> [Set task]: Repeat the records verbatim and leave the pictures out of your copy.

> [Record extracts]:
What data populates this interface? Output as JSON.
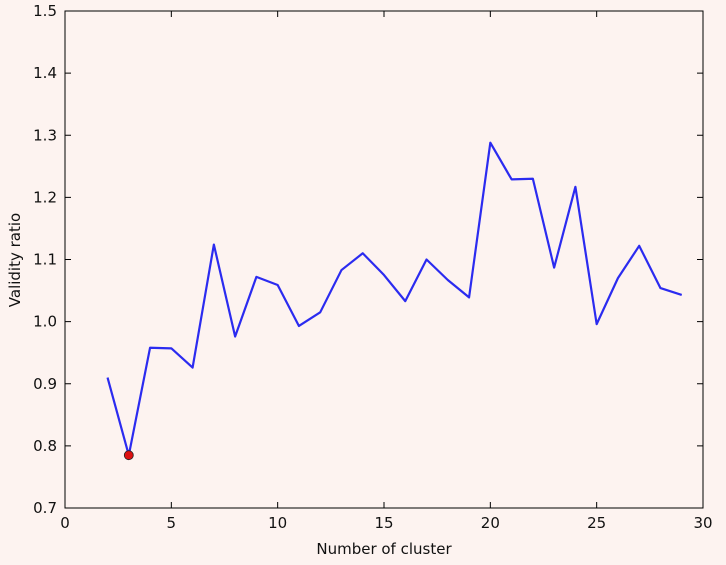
{
  "chart_data": {
    "type": "line",
    "title": "",
    "xlabel": "Number of cluster",
    "ylabel": "Validity ratio",
    "xlim": [
      0,
      30
    ],
    "ylim": [
      0.7,
      1.5
    ],
    "x_ticks": [
      0,
      5,
      10,
      15,
      20,
      25,
      30
    ],
    "x_tick_labels": [
      "0",
      "5",
      "10",
      "15",
      "20",
      "25",
      "30"
    ],
    "y_ticks": [
      0.7,
      0.8,
      0.9,
      1.0,
      1.1,
      1.2,
      1.3,
      1.4,
      1.5
    ],
    "y_tick_labels": [
      "0.7",
      "0.8",
      "0.9",
      "1.0",
      "1.1",
      "1.2",
      "1.3",
      "1.4",
      "1.5"
    ],
    "grid": false,
    "legend": "none",
    "series": [
      {
        "color": "#2b2bf0",
        "x": [
          2,
          3,
          4,
          5,
          6,
          7,
          8,
          9,
          10,
          11,
          12,
          13,
          14,
          15,
          16,
          17,
          18,
          19,
          20,
          21,
          22,
          23,
          24,
          25,
          26,
          27,
          28,
          29
        ],
        "y": [
          0.91,
          0.785,
          0.958,
          0.957,
          0.926,
          1.124,
          0.976,
          1.072,
          1.059,
          0.993,
          1.015,
          1.083,
          1.11,
          1.075,
          1.033,
          1.1,
          1.067,
          1.039,
          1.288,
          1.229,
          1.23,
          1.087,
          1.217,
          0.996,
          1.07,
          1.122,
          1.054,
          1.043
        ]
      }
    ],
    "highlight_point": {
      "x": 3,
      "y": 0.785,
      "color": "#dd1111"
    }
  }
}
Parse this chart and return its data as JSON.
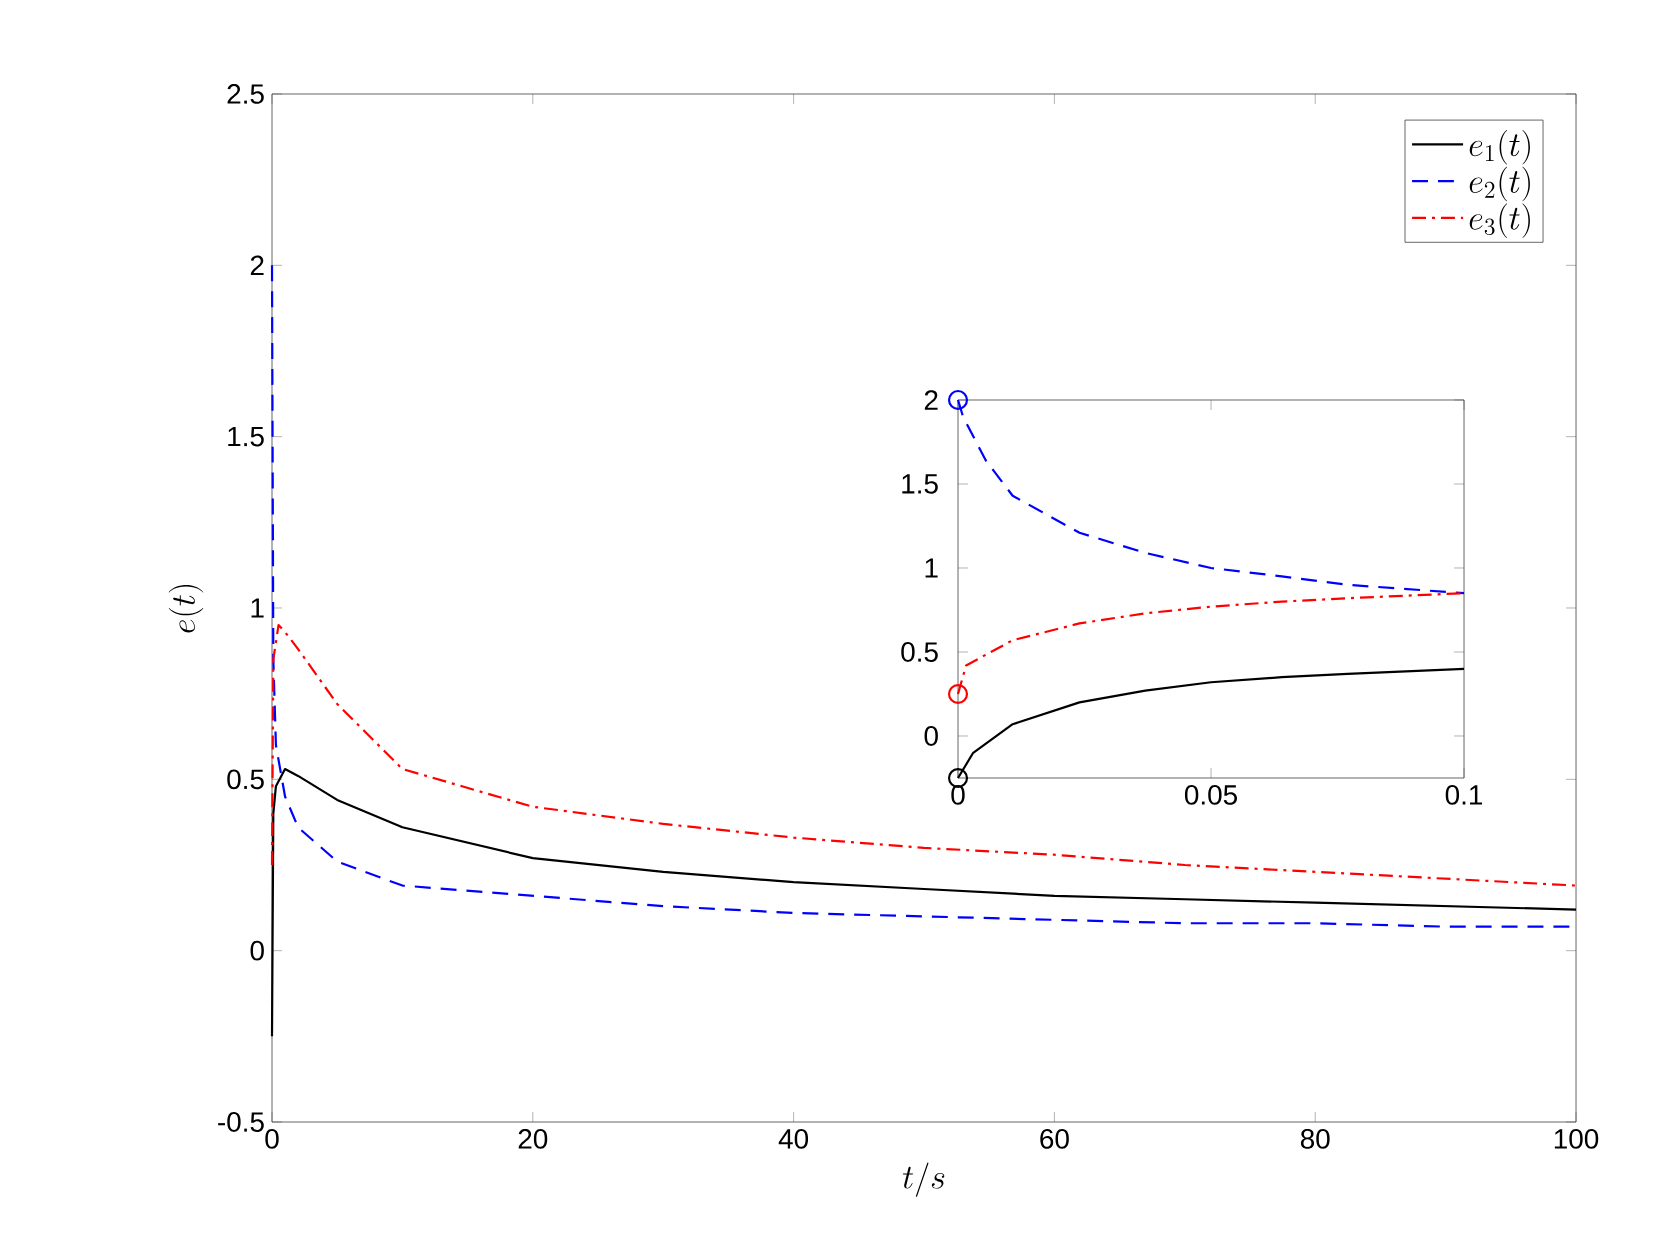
{
  "chart_data": [
    {
      "type": "line",
      "xlabel": "t/s",
      "ylabel": "e(t)",
      "xlim": [
        0,
        100
      ],
      "ylim": [
        -0.5,
        2.5
      ],
      "xticks": [
        0,
        20,
        40,
        60,
        80,
        100
      ],
      "yticks": [
        -0.5,
        0,
        0.5,
        1,
        1.5,
        2,
        2.5
      ],
      "legend": "top right",
      "series": [
        {
          "name": "e_1(t)",
          "color": "#000000",
          "line_style": "solid",
          "x": [
            0,
            0.1,
            0.3,
            1,
            2,
            5,
            10,
            20,
            30,
            40,
            50,
            60,
            70,
            80,
            90,
            100
          ],
          "values": [
            -0.25,
            0.4,
            0.48,
            0.53,
            0.51,
            0.44,
            0.36,
            0.27,
            0.23,
            0.2,
            0.18,
            0.16,
            0.15,
            0.14,
            0.13,
            0.12
          ]
        },
        {
          "name": "e_2(t)",
          "color": "#0000ff",
          "line_style": "dashed",
          "x": [
            0,
            0.1,
            0.3,
            1,
            2,
            5,
            10,
            20,
            30,
            40,
            50,
            60,
            70,
            80,
            90,
            100
          ],
          "values": [
            2,
            0.85,
            0.6,
            0.45,
            0.36,
            0.26,
            0.19,
            0.16,
            0.13,
            0.11,
            0.1,
            0.09,
            0.08,
            0.08,
            0.07,
            0.07
          ]
        },
        {
          "name": "e_3(t)",
          "color": "#ff0000",
          "line_style": "dashdot",
          "x": [
            0,
            0.1,
            0.5,
            1,
            2,
            5,
            10,
            20,
            30,
            40,
            50,
            60,
            70,
            80,
            90,
            100
          ],
          "values": [
            0.25,
            0.85,
            0.95,
            0.93,
            0.88,
            0.72,
            0.53,
            0.42,
            0.37,
            0.33,
            0.3,
            0.28,
            0.25,
            0.23,
            0.21,
            0.19
          ]
        }
      ]
    },
    {
      "type": "line",
      "xlim": [
        0,
        0.1
      ],
      "ylim": [
        -0.25,
        2
      ],
      "xticks": [
        0,
        0.05,
        0.1
      ],
      "yticks": [
        0,
        0.5,
        1,
        1.5,
        2
      ],
      "series": [
        {
          "color": "#000000",
          "line_style": "solid",
          "x": [
            0,
            0.003,
            0.0108,
            0.024,
            0.037,
            0.05,
            0.064,
            0.077,
            0.1
          ],
          "values": [
            -0.25,
            -0.1,
            0.07,
            0.2,
            0.27,
            0.32,
            0.35,
            0.37,
            0.4
          ]
        },
        {
          "color": "#0000ff",
          "line_style": "dashed",
          "x": [
            0,
            0.001,
            0.0055,
            0.0108,
            0.024,
            0.037,
            0.05,
            0.064,
            0.077,
            0.1
          ],
          "values": [
            2,
            1.9,
            1.64,
            1.43,
            1.21,
            1.09,
            1,
            0.95,
            0.9,
            0.85
          ]
        },
        {
          "color": "#ff0000",
          "line_style": "dashdot",
          "x": [
            0,
            0.0016,
            0.0108,
            0.024,
            0.037,
            0.05,
            0.064,
            0.077,
            0.1
          ],
          "values": [
            0.25,
            0.42,
            0.57,
            0.67,
            0.73,
            0.77,
            0.8,
            0.82,
            0.85
          ]
        },
        {
          "type": "scatter",
          "marker": "circle",
          "x": [
            0,
            0,
            0
          ],
          "values": [
            -0.25,
            2,
            0.25
          ],
          "colors": [
            "#000000",
            "#0000ff",
            "#ff0000"
          ]
        }
      ]
    }
  ]
}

> [Solution to this exercise]:
What data populates this interface? Output as JSON.
{
  "chart_data": {
    "type": "line",
    "title": "",
    "xlabel": "Number of cluster",
    "ylabel": "Validity ratio",
    "xlim": [
      0,
      30
    ],
    "ylim": [
      0.7,
      1.5
    ],
    "x_ticks": [
      0,
      5,
      10,
      15,
      20,
      25,
      30
    ],
    "x_tick_labels": [
      "0",
      "5",
      "10",
      "15",
      "20",
      "25",
      "30"
    ],
    "y_ticks": [
      0.7,
      0.8,
      0.9,
      1.0,
      1.1,
      1.2,
      1.3,
      1.4,
      1.5
    ],
    "y_tick_labels": [
      "0.7",
      "0.8",
      "0.9",
      "1.0",
      "1.1",
      "1.2",
      "1.3",
      "1.4",
      "1.5"
    ],
    "grid": false,
    "legend": "none",
    "series": [
      {
        "color": "#2b2bf0",
        "x": [
          2,
          3,
          4,
          5,
          6,
          7,
          8,
          9,
          10,
          11,
          12,
          13,
          14,
          15,
          16,
          17,
          18,
          19,
          20,
          21,
          22,
          23,
          24,
          25,
          26,
          27,
          28,
          29
        ],
        "y": [
          0.91,
          0.785,
          0.958,
          0.957,
          0.926,
          1.124,
          0.976,
          1.072,
          1.059,
          0.993,
          1.015,
          1.083,
          1.11,
          1.075,
          1.033,
          1.1,
          1.067,
          1.039,
          1.288,
          1.229,
          1.23,
          1.087,
          1.217,
          0.996,
          1.07,
          1.122,
          1.054,
          1.043
        ]
      }
    ],
    "highlight_point": {
      "x": 3,
      "y": 0.785,
      "color": "#dd1111"
    }
  }
}
Parse this chart and return its data as JSON.
{
  "chart_data": [
    {
      "type": "line",
      "xlabel": "t/s",
      "ylabel": "e(t)",
      "xlim": [
        0,
        100
      ],
      "ylim": [
        -0.5,
        2.5
      ],
      "xticks": [
        0,
        20,
        40,
        60,
        80,
        100
      ],
      "yticks": [
        -0.5,
        0,
        0.5,
        1,
        1.5,
        2,
        2.5
      ],
      "legend": "top right",
      "series": [
        {
          "name": "e_1(t)",
          "color": "#000000",
          "line_style": "solid",
          "x": [
            0,
            0.1,
            0.3,
            1,
            2,
            5,
            10,
            20,
            30,
            40,
            50,
            60,
            70,
            80,
            90,
            100
          ],
          "values": [
            -0.25,
            0.4,
            0.48,
            0.53,
            0.51,
            0.44,
            0.36,
            0.27,
            0.23,
            0.2,
            0.18,
            0.16,
            0.15,
            0.14,
            0.13,
            0.12
          ]
        },
        {
          "name": "e_2(t)",
          "color": "#0000ff",
          "line_style": "dashed",
          "x": [
            0,
            0.1,
            0.3,
            1,
            2,
            5,
            10,
            20,
            30,
            40,
            50,
            60,
            70,
            80,
            90,
            100
          ],
          "values": [
            2,
            0.85,
            0.6,
            0.45,
            0.36,
            0.26,
            0.19,
            0.16,
            0.13,
            0.11,
            0.1,
            0.09,
            0.08,
            0.08,
            0.07,
            0.07
          ]
        },
        {
          "name": "e_3(t)",
          "color": "#ff0000",
          "line_style": "dashdot",
          "x": [
            0,
            0.1,
            0.5,
            1,
            2,
            5,
            10,
            20,
            30,
            40,
            50,
            60,
            70,
            80,
            90,
            100
          ],
          "values": [
            0.25,
            0.85,
            0.95,
            0.93,
            0.88,
            0.72,
            0.53,
            0.42,
            0.37,
            0.33,
            0.3,
            0.28,
            0.25,
            0.23,
            0.21,
            0.19
          ]
        }
      ]
    },
    {
      "type": "line",
      "xlim": [
        0,
        0.1
      ],
      "ylim": [
        -0.25,
        2
      ],
      "xticks": [
        0,
        0.05,
        0.1
      ],
      "yticks": [
        0,
        0.5,
        1,
        1.5,
        2
      ],
      "series": [
        {
          "color": "#000000",
          "line_style": "solid",
          "x": [
            0,
            0.003,
            0.0108,
            0.024,
            0.037,
            0.05,
            0.064,
            0.077,
            0.1
          ],
          "values": [
            -0.25,
            -0.1,
            0.07,
            0.2,
            0.27,
            0.32,
            0.35,
            0.37,
            0.4
          ]
        },
        {
          "color": "#0000ff",
          "line_style": "dashed",
          "x": [
            0,
            0.001,
            0.0055,
            0.0108,
            0.024,
            0.037,
            0.05,
            0.064,
            0.077,
            0.1
          ],
          "values": [
            2,
            1.9,
            1.64,
            1.43,
            1.21,
            1.09,
            1,
            0.95,
            0.9,
            0.85
          ]
        },
        {
          "color": "#ff0000",
          "line_style": "dashdot",
          "x": [
            0,
            0.0016,
            0.0108,
            0.024,
            0.037,
            0.05,
            0.064,
            0.077,
            0.1
          ],
          "values": [
            0.25,
            0.42,
            0.57,
            0.67,
            0.73,
            0.77,
            0.8,
            0.82,
            0.85
          ]
        },
        {
          "type": "scatter",
          "marker": "circle",
          "x": [
            0,
            0,
            0
          ],
          "values": [
            -0.25,
            2,
            0.25
          ],
          "colors": [
            "#000000",
            "#0000ff",
            "#ff0000"
          ]
        }
      ]
    }
  ]
}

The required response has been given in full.